───── Page extract
There is too much cheer around here.

The cause?

A seasonal divorce from reality in the surreal interlude from Thanksgiving to Christmas.

What we need is a bottle of brandy and a dose of economic news. We will all feel worse and everything will return to normal.

The mask fell off the farce of our banking system last week as the nation's economic collapse continued to unfold in slow-mo, like a car wreck when you see the collision coming, when you face death and it's not so bad because you grew up around Democrats.

Citigroup, staggering under the stupidity of the credit crisis caused by, well, Citigroup and its band of cohorts at the Federal Reserve, avoided rehab with an injection of $7.5 billion from Arab oil sheiks.

If further help is needed, corporate executives, the best and brightest in America, will pick up a few rocks of crack on a southside street corner.

Is that Counterfeiter-in-Chief Ben Bernanke on that bicycle?

The credit junkies gave up 4.9 percent of the company for the fix. They will pay Abu Dhabi Investment 11 percent interest, which makes Citigroup both a subprime lender and a borrower, too, more or less.

Neither a borrower nor a lender be?

Talk about being part of the problem.

Citigroup, the nation's largest bank, has $50 billion in notes it cannot value. It does not have assets to cover its liabilities. It does not even know what its liabilities are.

Citigroup is a major stockholder of the Federal Reserve. If the nation's largest bank and major Fed owner is insolvent, what about the rest of the nation's banks, also members and/or owners of the banking cartel?

They're insolvent, too.

The Fed's own numbers prove it.

Reserves of depository institutions stood at $41.9 billion as of Nov.

21. The monetary base was $828.7 billion. So, reserves were less than 5 percent.

Let's all run to the banks tomorrow to get our money and see what happens.
──────────
───── Data extract
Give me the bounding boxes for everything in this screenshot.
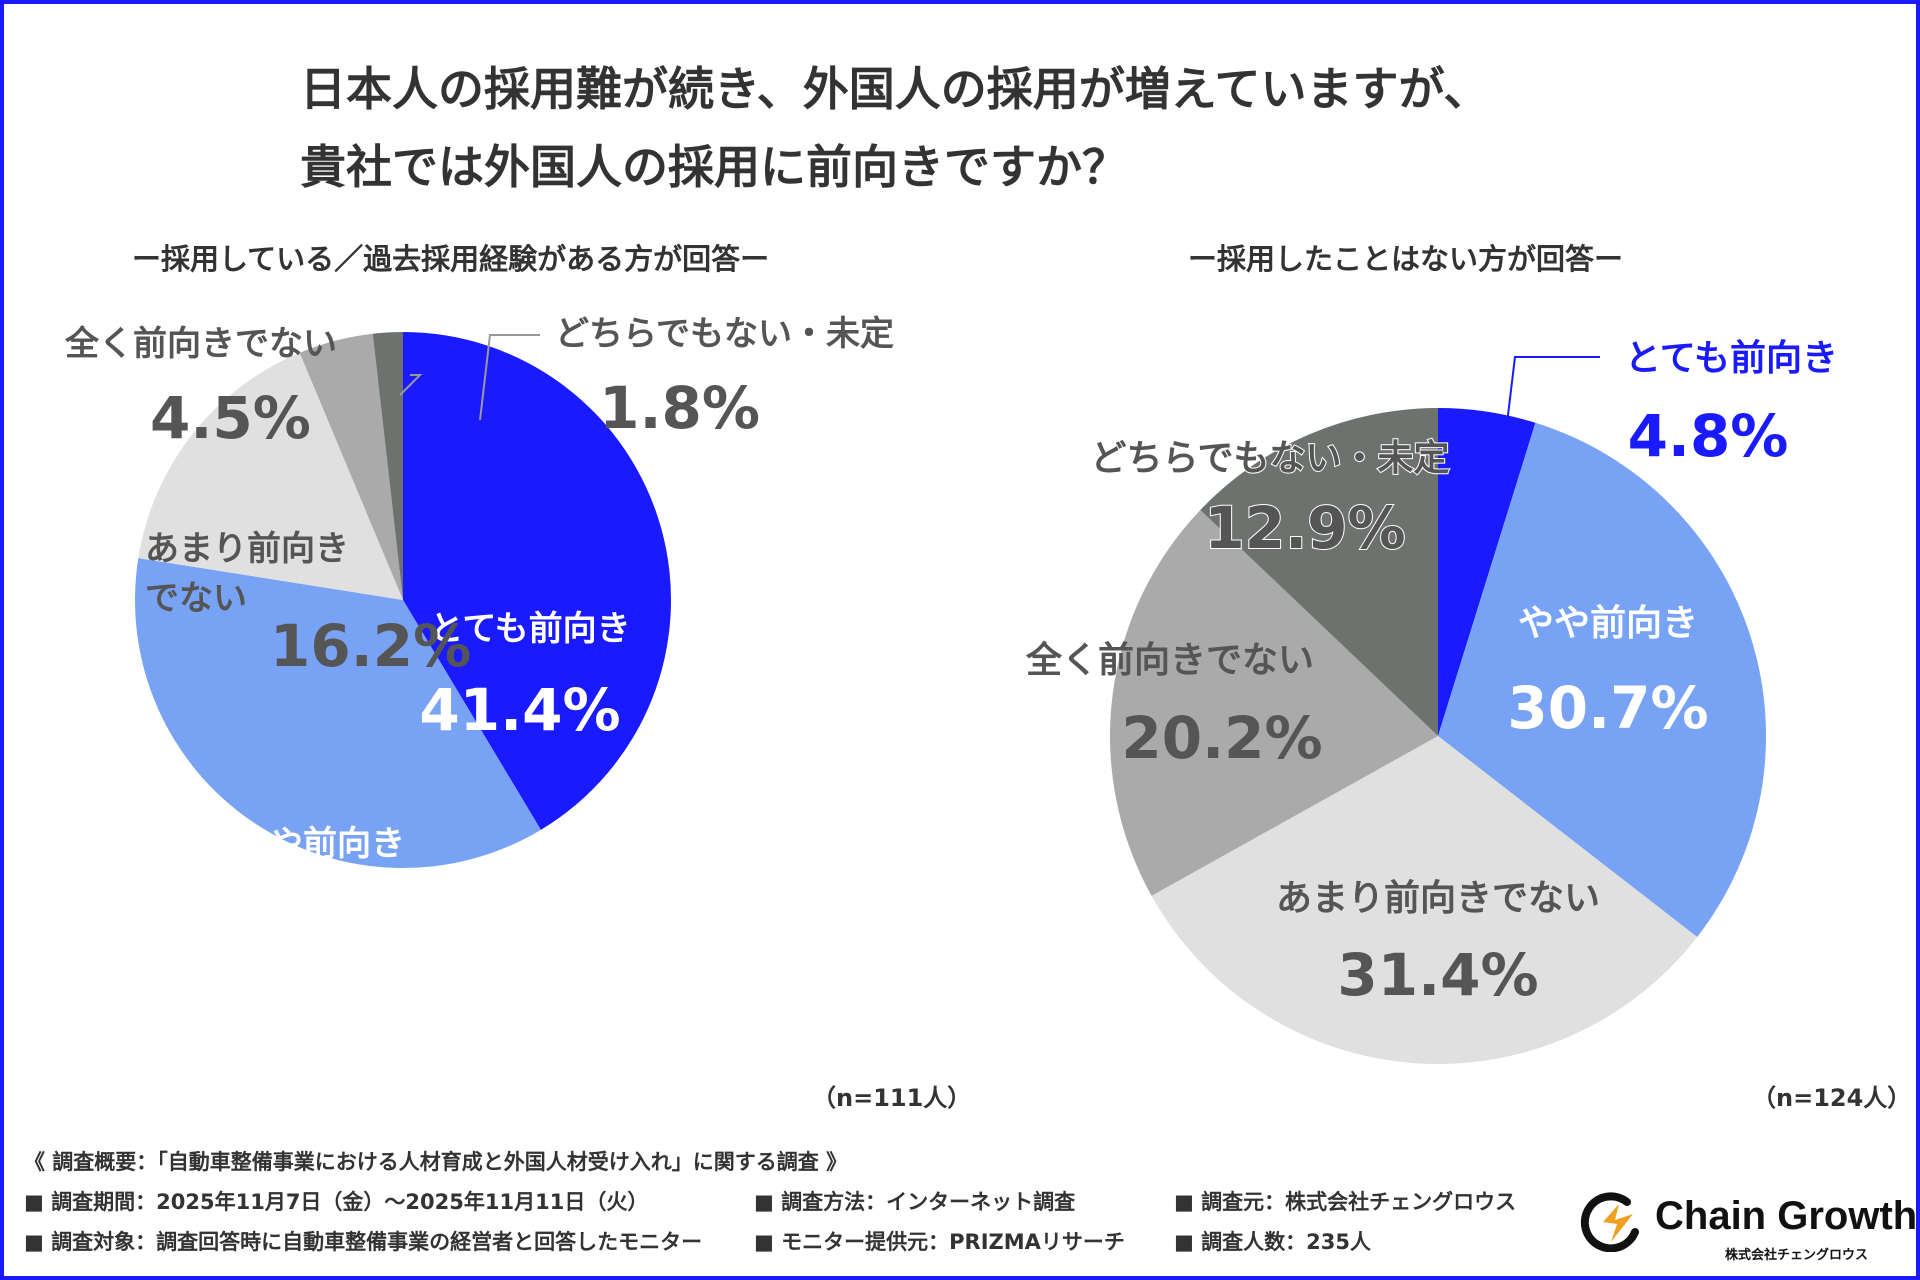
survey-overview: 《 調査概要：「自動車整備事業における人材育成と外国人材受け入れ」に関する調査 … bbox=[24, 1150, 848, 1174]
value-label-not-very-positive: 16.2% bbox=[270, 612, 471, 680]
leader-line-undecided bbox=[479, 334, 540, 421]
survey-source: ■ 調査元：株式会社チェングロウス bbox=[1174, 1190, 1517, 1214]
category-label-not-positive-at-all: 全く前向きでない bbox=[64, 324, 337, 364]
value-label-very-positive: 41.4% bbox=[419, 676, 620, 744]
survey-method: ■ 調査方法：インターネット調査 bbox=[754, 1190, 1076, 1214]
category-label-somewhat-positive: やや前向き bbox=[1518, 603, 1698, 644]
left-chart-subtitle: ー採用している／過去採用経験がある方が回答ー bbox=[132, 242, 770, 276]
survey-period: ■ 調査期間：2025年11月7日（金）〜2025年11月11日（火） bbox=[24, 1190, 649, 1214]
category-label-very-positive: とても前向き bbox=[429, 609, 630, 649]
right-chart-subtitle: ー採用したことはない方が回答ー bbox=[1188, 242, 1624, 276]
pie-slice-very-positive bbox=[1438, 408, 1536, 736]
value-label-not-very-positive: 31.4% bbox=[1337, 941, 1538, 1009]
pie-slice-not-positive-at-all bbox=[1110, 509, 1438, 896]
pie-chart-right: とても前向き 4.8% やや前向き 30.7% あまり前向きでない 31.4% 全く前向きで… bbox=[1025, 338, 1838, 1064]
chain-growth-logo-mark-icon bbox=[1580, 1192, 1639, 1252]
pie-slice-not-positive-at-all bbox=[299, 333, 403, 600]
category-label-somewhat-positive: やや前向き bbox=[235, 824, 405, 864]
logo-subtitle: 株式会社チェングロウス bbox=[1725, 1248, 1869, 1263]
category-label-not-very-positive: あまり前向きでない bbox=[145, 529, 349, 618]
value-label-very-positive: 4.8% bbox=[1628, 402, 1789, 470]
chart-title: 日本人の採用難が続き、外国人の採用が増えていますが、 貴社では外国人の採用に前向… bbox=[300, 50, 1700, 206]
category-label-undecided: どちらでもない・未定 bbox=[555, 314, 894, 354]
survey-target: ■ 調査対象：調査回答時に自動車整備事業の経営者と回答したモニター bbox=[24, 1230, 703, 1254]
survey-footer: 《 調査概要：「自動車整備事業における人材育成と外国人材受け入れ」に関する調査 … bbox=[24, 1142, 1584, 1262]
category-label-very-positive: とても前向き bbox=[1625, 338, 1838, 379]
leader-line-not-positive-at-all bbox=[399, 374, 423, 396]
pie-slice-undecided bbox=[372, 332, 403, 600]
value-label-undecided: 12.9% bbox=[1204, 494, 1405, 562]
left-sample-size: （n=111人） bbox=[812, 1084, 972, 1112]
survey-count: ■ 調査人数：235人 bbox=[1174, 1230, 1371, 1254]
right-sample-size: （n=124人） bbox=[1752, 1084, 1912, 1112]
title-line-2: 貴社では外国人の採用に前向きですか？ bbox=[300, 140, 1128, 194]
leader-line-very-positive bbox=[1504, 356, 1600, 441]
value-label-not-positive-at-all: 4.5% bbox=[150, 384, 311, 452]
pie-slice-somewhat-positive bbox=[134, 558, 541, 869]
survey-provider: ■ モニター提供元：PRIZMAリサーチ bbox=[754, 1230, 1125, 1254]
title-line-1: 日本人の採用難が続き、外国人の採用が増えていますが、 bbox=[300, 62, 1490, 116]
pie-slice-somewhat-positive bbox=[1438, 422, 1766, 938]
logo-name: Chain Growth bbox=[1655, 1194, 1918, 1238]
category-label-not-very-positive: あまり前向きでない bbox=[1276, 878, 1600, 919]
value-label-undecided: 1.8% bbox=[599, 374, 760, 442]
value-label-somewhat-positive: 30.7% bbox=[1507, 674, 1708, 742]
value-label-not-positive-at-all: 20.2% bbox=[1121, 704, 1322, 772]
pie-slice-undecided bbox=[1200, 408, 1438, 736]
pie-slice-not-very-positive bbox=[138, 352, 403, 600]
pie-slice-very-positive bbox=[403, 332, 671, 830]
category-label-undecided: どちらでもない・未定 bbox=[1091, 438, 1450, 479]
value-label-somewhat-positive: 36.1% bbox=[219, 881, 420, 949]
company-logo: Chain Growth 株式会社チェングロウス bbox=[1575, 1192, 1917, 1263]
pie-slice-not-very-positive bbox=[1151, 736, 1698, 1064]
category-label-not-positive-at-all: 全く前向きでない bbox=[1025, 639, 1314, 681]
──────────
→ **What you need to do**:
- 1) Answer from the banking commentary:
(a) How much money did Citigroup receive from Arab oil sheiks?
(b) What interest rate will Citigroup pay Abu Dhabi Investment?
(c) What was the monetary base?
- 2) Resume the banking commentary after its final sentence.
None of the entries is needed here.

→ **Answers to each task**:
- 1)
(a) $7.5 billion
(b) 11 percent
(c) $828.7 billion

- 2)
If you want to look into the abyss, check out the banks' alleged assets. About 87 percent of assets are in government debt. These are pieces of paper. Like Federal Reserve Notes, the ones in your purse, these are simply promises to pay. That's why they're called notes, like the promissory note on your mortgage.

It's not money. It's a note.

Back in the day, the paper bills of currency were receipts for gold or silver on deposit at warehouses called banks. If you took a $20 bill to the bank, you could walk out with gold or silver.

The currency was not a promise, but a receipt for a hard asset. It had value. It was real money. Because gold or silver could not be easily produced, the supply remained relatively stable, and so did prices.

Under this system, America got rich.

A Republican took us off the gold standard 36 years ago, proving Democrats do not have a corner on the crack market. We've been getting rapidly poorer ever since.

As the Fed bails out Wall Street with the creation of more money and credit, Main Street will continue to die under the staggering load of escalating prices.

While the Fed expands M3 money supply at 11 percent, listen for the denial of reality from every purchased mouth: Inflation remains under control.

Criminals claim their innocence, do they not?

The new money gets funneled through Wall Street, which collects fees, commissions and Christmas bonuses. Government collects inflated taxes. Borrowers pay off debts in cheaper dollars.

See who wins?

But the ethics of counterfeiters destroy everything with higher prices: health care, education, energy costs, the very food on our tables.

See who loses?

Phil Lucas is executive editor of The News Herald in Panama City, Fla. Contact him at plucas@pcnh.com. To find out more about Lucas and read features by other Creators Syndicate writers and cartoonists, visit the Creators Syndicate website at www.creators.com.

COPYRIGHT 2007 CREATORS SYNDICATE, INC.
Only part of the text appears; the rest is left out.